Find the string "History" in the listing and report every line that has it.

(Stored data)
▼
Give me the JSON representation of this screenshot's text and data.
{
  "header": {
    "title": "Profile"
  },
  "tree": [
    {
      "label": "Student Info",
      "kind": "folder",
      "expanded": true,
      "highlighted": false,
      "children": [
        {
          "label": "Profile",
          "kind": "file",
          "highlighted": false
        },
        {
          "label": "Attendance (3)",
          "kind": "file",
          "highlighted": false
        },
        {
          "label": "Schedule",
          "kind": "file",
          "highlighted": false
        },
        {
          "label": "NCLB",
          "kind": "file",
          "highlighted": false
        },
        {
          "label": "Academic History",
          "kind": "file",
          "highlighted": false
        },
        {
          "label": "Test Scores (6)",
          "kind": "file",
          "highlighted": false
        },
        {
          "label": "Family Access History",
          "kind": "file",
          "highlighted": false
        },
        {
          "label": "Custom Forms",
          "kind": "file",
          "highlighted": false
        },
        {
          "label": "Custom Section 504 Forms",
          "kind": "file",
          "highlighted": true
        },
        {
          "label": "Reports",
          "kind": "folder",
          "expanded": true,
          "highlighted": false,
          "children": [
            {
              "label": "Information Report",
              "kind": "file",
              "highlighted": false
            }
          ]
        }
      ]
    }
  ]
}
▲
### Response
          "label": "Academic History",
          "label": "Family Access History",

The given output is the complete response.